● **Do this**
Provide the number of lines containing the word "text", and nothing else.

● **Raw data**
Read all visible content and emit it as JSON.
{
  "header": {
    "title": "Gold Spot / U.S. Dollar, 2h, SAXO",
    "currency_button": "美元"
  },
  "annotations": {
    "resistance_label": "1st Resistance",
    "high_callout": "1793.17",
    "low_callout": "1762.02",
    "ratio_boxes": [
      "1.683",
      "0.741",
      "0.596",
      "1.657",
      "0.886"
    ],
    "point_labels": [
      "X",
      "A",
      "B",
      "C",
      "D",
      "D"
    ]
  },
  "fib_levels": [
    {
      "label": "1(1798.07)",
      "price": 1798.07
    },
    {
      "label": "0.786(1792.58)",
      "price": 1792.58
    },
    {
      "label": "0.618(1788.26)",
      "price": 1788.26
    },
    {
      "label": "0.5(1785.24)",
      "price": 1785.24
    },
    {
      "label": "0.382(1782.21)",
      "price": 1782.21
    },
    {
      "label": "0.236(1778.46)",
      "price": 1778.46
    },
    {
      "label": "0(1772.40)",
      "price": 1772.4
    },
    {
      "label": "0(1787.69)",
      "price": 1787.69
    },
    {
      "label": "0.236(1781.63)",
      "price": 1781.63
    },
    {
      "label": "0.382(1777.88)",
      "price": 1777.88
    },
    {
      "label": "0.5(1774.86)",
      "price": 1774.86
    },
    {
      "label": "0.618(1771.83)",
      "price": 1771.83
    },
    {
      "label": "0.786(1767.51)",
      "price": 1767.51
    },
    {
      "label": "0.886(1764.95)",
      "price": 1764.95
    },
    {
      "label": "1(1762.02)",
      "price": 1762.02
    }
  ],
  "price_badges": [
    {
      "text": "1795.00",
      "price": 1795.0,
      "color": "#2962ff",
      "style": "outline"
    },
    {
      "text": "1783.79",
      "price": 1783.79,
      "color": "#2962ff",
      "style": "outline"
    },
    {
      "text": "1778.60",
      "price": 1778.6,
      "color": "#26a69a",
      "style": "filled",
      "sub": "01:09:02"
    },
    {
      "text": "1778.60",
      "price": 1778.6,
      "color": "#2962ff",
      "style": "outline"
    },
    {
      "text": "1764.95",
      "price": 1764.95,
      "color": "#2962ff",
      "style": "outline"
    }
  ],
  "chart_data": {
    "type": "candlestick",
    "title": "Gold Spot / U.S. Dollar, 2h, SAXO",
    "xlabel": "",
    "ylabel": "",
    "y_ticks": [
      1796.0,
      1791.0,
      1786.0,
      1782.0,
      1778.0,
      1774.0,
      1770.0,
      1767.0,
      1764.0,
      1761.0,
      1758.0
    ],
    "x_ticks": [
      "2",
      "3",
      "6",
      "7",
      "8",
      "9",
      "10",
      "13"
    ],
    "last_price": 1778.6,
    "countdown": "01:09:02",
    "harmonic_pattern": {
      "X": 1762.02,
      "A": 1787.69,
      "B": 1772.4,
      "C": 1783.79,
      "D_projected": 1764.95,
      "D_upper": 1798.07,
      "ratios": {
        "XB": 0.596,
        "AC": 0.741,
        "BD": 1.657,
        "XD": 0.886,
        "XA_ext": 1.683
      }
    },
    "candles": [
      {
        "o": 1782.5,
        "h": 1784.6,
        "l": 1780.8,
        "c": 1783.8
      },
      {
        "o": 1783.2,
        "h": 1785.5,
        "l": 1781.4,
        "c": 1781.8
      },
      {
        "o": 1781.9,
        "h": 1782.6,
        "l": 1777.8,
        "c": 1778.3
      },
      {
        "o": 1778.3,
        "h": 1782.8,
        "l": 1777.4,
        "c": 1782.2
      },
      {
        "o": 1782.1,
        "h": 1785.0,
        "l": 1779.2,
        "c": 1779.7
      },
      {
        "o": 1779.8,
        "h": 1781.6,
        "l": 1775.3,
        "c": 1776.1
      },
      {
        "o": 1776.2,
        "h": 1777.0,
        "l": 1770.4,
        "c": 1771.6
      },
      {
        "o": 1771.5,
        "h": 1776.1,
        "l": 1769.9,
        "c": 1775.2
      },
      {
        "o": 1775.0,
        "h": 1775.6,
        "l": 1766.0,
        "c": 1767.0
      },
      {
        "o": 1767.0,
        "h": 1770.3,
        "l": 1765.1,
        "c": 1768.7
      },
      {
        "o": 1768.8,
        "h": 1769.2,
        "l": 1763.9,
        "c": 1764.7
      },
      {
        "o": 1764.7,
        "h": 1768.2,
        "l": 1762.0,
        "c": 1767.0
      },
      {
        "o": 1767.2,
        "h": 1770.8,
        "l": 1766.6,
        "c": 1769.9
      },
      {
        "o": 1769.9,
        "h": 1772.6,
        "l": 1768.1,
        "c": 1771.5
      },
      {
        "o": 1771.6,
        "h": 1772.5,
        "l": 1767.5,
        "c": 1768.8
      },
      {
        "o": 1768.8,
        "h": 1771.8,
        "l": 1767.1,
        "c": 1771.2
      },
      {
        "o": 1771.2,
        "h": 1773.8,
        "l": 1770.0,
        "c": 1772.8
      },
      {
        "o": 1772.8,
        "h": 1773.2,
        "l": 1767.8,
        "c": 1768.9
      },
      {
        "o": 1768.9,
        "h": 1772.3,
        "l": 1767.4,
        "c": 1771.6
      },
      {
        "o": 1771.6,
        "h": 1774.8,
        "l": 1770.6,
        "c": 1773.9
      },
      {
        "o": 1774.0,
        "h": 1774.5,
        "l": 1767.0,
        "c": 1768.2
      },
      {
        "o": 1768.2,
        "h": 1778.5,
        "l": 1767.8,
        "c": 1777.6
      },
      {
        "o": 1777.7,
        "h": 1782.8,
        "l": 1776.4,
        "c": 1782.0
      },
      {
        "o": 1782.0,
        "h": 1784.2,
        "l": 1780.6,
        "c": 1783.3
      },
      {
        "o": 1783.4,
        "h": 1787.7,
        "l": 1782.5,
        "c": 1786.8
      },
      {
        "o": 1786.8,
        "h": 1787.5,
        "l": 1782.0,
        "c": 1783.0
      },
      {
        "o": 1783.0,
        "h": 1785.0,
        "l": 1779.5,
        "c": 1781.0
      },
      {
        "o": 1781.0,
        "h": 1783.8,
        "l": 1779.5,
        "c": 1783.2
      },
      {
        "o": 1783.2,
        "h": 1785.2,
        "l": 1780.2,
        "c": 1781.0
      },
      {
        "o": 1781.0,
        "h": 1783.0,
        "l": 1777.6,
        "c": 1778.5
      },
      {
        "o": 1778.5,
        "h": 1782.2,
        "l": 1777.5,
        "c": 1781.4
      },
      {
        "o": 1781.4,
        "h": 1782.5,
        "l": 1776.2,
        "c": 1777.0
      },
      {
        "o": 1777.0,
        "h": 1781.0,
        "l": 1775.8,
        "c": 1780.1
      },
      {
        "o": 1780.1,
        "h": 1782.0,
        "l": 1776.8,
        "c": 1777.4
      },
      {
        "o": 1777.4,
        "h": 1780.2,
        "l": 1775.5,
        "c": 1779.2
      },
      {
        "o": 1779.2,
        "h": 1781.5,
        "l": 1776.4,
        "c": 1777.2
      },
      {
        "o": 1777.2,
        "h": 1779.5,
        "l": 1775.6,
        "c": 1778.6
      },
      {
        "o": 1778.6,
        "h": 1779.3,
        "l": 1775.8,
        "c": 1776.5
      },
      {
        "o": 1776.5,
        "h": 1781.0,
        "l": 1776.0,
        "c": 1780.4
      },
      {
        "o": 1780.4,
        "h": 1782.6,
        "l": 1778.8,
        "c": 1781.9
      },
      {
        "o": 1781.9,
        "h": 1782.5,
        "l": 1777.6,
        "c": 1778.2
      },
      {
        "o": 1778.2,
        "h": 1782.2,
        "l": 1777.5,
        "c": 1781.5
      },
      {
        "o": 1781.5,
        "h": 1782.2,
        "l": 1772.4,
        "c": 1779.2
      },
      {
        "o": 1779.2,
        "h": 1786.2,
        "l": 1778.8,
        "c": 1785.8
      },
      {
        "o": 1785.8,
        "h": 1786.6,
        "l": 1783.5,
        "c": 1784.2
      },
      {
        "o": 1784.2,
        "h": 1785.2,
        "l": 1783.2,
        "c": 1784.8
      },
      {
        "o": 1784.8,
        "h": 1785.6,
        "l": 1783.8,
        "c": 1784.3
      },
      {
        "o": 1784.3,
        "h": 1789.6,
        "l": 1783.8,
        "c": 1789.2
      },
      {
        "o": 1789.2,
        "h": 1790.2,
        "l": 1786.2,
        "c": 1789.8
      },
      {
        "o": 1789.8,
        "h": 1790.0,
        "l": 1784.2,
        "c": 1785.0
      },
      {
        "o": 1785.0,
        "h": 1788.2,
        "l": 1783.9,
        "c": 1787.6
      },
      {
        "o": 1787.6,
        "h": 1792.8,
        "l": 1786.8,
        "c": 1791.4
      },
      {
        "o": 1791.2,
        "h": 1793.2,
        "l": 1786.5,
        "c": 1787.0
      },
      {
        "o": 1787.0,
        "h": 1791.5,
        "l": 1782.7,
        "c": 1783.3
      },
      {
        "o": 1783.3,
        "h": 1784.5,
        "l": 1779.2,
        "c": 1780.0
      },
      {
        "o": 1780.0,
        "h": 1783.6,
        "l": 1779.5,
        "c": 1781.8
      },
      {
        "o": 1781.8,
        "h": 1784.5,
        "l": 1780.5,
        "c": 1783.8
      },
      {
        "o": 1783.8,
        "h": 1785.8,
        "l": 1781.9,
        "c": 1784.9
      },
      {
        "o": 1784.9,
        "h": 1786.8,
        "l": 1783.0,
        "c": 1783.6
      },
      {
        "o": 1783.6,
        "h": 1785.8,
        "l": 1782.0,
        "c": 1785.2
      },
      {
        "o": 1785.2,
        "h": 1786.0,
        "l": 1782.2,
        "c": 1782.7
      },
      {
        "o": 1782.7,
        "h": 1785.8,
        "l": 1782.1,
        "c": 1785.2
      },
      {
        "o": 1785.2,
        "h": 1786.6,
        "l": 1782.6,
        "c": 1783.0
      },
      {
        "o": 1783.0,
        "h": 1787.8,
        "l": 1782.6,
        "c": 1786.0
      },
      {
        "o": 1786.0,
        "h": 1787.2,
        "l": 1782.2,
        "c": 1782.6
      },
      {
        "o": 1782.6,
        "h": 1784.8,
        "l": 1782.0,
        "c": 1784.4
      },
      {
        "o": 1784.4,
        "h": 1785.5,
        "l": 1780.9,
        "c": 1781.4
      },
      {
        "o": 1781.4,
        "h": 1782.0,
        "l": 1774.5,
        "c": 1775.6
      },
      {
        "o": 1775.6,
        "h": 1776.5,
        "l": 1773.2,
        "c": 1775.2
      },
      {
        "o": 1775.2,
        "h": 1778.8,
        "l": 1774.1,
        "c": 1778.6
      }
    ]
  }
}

● **Task output**
5